*YOUR TASK:*
Collect every line that includes the string "LLOOP".

*DATASET CONTENT:*
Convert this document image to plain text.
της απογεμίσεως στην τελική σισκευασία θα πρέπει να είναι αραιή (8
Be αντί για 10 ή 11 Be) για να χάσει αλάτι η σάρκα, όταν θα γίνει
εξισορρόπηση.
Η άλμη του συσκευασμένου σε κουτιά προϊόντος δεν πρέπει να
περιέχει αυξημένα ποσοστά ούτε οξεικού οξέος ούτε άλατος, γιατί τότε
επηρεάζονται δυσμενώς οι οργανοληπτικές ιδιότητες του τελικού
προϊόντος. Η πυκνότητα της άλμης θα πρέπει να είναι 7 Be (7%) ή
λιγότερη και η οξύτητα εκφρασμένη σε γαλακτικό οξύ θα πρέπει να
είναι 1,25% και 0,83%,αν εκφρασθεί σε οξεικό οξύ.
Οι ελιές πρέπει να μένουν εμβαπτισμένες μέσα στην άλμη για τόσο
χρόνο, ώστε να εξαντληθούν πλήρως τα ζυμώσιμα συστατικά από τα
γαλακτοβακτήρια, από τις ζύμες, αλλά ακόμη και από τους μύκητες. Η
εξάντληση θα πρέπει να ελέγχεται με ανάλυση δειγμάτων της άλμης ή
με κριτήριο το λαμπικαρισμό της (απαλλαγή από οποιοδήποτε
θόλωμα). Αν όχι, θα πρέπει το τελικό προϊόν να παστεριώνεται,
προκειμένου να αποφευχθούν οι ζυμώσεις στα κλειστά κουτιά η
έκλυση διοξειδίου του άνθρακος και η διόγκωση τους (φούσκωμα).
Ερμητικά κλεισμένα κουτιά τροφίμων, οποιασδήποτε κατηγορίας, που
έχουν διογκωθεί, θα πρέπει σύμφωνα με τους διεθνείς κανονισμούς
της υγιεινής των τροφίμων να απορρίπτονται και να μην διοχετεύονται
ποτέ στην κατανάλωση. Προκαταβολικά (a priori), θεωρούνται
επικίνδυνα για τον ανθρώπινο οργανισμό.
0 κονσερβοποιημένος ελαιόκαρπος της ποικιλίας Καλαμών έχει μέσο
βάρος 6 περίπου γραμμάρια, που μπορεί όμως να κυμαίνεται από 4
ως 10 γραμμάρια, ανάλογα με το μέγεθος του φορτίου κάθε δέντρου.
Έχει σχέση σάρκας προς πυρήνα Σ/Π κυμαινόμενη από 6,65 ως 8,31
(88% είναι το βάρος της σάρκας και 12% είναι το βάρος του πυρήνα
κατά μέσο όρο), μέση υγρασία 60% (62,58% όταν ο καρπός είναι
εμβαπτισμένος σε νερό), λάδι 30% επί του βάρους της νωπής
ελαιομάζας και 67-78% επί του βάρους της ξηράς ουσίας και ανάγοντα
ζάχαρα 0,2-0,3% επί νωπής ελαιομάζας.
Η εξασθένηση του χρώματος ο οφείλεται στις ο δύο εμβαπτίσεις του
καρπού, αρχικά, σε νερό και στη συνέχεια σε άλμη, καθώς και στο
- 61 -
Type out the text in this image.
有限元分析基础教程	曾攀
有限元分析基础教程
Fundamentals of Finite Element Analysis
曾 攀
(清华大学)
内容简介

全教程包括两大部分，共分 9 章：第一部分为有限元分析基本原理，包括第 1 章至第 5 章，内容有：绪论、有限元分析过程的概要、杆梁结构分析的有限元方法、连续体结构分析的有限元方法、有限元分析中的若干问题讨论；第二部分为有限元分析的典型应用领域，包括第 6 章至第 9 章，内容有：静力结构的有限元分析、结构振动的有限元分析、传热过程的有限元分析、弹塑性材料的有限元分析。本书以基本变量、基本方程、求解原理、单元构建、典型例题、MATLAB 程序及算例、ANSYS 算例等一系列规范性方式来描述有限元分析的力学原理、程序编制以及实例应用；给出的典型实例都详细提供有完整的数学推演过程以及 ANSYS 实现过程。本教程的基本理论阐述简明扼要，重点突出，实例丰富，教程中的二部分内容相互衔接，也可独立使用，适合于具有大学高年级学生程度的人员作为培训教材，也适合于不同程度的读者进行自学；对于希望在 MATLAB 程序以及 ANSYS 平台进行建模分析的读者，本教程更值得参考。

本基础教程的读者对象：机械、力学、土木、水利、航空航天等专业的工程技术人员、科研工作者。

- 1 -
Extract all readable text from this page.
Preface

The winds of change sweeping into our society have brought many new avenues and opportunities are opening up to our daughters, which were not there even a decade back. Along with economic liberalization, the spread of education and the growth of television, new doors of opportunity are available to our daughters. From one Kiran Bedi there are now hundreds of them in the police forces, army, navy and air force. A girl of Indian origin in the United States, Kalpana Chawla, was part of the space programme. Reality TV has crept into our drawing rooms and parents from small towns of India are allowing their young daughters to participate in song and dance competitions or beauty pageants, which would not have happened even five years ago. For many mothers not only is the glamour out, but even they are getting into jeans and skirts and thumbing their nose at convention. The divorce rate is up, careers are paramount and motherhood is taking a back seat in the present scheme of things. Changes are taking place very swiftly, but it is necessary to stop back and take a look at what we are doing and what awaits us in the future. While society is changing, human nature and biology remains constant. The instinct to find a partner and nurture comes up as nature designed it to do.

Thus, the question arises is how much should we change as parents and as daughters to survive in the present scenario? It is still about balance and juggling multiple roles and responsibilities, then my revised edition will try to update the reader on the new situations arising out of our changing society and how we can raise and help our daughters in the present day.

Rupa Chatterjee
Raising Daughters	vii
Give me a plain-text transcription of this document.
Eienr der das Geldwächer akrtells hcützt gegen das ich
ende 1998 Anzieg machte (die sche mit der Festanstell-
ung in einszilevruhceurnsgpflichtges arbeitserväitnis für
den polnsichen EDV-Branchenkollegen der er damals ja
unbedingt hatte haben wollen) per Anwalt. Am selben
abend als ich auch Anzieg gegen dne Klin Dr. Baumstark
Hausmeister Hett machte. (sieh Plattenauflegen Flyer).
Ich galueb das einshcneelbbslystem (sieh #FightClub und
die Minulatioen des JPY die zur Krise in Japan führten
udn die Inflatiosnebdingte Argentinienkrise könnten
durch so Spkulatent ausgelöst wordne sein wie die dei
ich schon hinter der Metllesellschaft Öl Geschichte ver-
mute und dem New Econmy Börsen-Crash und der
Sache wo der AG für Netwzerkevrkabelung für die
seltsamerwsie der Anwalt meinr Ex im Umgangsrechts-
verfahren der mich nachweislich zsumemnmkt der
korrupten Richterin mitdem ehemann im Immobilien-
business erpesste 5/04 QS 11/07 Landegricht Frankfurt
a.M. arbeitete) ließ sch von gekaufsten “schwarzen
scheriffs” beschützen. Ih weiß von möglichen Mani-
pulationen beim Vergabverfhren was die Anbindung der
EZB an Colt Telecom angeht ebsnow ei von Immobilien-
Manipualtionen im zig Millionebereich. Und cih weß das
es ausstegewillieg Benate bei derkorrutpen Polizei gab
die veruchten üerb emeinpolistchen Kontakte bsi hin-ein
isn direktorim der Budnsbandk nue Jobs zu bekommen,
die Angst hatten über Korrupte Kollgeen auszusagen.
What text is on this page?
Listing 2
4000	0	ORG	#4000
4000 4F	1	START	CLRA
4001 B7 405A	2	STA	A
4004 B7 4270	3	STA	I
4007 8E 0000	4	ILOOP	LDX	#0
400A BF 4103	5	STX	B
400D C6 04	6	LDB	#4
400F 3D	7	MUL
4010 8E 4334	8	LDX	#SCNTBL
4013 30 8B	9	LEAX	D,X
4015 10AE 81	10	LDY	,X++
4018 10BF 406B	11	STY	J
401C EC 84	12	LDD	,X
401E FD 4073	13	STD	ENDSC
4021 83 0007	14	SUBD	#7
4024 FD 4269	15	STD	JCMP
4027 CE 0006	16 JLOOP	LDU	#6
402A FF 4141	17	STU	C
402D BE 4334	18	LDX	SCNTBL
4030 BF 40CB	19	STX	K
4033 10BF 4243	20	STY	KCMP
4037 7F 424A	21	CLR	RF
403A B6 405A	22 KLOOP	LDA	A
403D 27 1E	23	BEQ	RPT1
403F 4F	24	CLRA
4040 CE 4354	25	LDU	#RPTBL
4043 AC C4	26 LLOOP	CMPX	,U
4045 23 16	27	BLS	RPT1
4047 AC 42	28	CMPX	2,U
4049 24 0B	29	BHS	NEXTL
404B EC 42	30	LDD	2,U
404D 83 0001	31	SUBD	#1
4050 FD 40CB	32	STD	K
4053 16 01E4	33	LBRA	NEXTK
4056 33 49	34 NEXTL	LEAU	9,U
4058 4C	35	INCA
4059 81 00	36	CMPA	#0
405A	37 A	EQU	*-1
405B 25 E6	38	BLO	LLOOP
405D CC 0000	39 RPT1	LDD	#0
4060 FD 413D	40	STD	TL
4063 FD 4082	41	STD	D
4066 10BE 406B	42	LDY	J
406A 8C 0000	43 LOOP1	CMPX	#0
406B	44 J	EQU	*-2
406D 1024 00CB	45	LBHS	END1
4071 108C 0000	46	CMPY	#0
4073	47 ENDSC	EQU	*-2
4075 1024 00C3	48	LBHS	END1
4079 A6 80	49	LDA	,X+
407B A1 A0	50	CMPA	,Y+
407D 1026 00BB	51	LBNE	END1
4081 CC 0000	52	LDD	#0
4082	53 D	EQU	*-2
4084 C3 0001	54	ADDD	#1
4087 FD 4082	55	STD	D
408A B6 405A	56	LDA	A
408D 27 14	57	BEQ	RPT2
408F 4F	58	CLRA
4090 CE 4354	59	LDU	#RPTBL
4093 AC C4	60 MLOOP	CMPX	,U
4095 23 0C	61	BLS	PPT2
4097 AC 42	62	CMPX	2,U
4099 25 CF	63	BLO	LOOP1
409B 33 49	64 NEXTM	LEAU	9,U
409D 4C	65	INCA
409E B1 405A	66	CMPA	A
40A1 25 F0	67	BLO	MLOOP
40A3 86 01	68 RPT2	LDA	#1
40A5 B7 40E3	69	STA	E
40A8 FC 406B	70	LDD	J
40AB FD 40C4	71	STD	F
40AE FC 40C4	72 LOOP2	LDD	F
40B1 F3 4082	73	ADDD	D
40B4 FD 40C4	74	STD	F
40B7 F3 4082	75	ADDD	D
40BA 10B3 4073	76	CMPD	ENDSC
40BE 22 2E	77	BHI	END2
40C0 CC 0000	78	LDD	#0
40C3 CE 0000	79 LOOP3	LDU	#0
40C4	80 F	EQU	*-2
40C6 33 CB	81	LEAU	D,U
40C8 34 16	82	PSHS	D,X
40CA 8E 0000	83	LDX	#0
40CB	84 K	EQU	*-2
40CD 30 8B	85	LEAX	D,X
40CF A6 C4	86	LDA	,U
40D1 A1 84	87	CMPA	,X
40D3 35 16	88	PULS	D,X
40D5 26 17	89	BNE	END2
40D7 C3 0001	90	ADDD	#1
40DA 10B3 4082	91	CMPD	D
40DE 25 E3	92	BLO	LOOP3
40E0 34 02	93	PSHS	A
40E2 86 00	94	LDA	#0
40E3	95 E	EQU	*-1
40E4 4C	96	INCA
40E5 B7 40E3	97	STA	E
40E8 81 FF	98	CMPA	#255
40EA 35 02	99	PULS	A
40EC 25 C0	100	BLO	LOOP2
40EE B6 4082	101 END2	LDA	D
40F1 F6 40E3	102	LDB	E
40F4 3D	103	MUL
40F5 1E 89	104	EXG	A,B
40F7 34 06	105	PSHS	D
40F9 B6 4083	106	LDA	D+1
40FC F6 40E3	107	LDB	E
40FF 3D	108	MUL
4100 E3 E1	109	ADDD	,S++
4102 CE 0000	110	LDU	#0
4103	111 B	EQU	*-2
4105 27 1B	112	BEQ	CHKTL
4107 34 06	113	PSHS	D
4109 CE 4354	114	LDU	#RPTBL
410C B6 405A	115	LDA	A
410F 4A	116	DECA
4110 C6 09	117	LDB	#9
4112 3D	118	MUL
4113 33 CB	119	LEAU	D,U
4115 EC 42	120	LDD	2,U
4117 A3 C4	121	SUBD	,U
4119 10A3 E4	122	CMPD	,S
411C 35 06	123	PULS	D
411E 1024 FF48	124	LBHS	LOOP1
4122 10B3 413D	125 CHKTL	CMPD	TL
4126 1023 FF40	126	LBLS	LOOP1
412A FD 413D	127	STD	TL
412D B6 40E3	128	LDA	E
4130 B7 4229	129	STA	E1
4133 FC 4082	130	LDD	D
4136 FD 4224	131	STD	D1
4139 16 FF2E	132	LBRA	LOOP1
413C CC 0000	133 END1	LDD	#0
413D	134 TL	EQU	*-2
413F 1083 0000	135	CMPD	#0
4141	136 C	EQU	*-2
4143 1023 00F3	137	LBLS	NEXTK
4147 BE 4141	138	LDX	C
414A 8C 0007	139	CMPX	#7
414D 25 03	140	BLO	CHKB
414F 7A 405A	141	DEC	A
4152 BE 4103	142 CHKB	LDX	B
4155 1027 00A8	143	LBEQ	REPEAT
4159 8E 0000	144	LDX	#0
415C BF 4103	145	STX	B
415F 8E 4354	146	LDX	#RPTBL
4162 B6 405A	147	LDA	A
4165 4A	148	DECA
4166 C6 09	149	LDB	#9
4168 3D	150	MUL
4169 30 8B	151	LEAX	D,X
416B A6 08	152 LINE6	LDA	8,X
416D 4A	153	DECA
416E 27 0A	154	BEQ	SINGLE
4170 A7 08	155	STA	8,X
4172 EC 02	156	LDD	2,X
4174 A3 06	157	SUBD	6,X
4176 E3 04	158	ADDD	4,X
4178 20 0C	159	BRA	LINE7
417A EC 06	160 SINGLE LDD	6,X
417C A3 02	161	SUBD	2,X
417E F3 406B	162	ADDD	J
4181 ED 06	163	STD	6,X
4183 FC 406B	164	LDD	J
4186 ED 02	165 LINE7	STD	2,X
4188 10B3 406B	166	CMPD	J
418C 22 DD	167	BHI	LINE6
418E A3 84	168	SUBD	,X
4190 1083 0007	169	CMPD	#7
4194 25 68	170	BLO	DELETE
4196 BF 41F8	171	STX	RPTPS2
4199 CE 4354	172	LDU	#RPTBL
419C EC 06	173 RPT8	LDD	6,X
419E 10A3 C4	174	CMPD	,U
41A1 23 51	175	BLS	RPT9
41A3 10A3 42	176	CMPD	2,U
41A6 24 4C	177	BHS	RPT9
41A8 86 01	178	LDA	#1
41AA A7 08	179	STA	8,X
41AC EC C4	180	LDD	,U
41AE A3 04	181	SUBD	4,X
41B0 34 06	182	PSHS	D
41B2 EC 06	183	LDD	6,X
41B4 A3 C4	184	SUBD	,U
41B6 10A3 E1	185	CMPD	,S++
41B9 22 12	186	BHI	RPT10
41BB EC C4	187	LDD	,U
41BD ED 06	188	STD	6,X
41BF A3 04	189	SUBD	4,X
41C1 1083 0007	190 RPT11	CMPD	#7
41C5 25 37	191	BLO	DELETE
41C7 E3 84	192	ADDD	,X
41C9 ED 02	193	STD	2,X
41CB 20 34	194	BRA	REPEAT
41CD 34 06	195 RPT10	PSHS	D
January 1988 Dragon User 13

*SOLUTION TO THIS PROBLEM:*
4043 AC C4	26 LLOOP	CMPX	,U
405B 25 E6	38	BLO	LLOOP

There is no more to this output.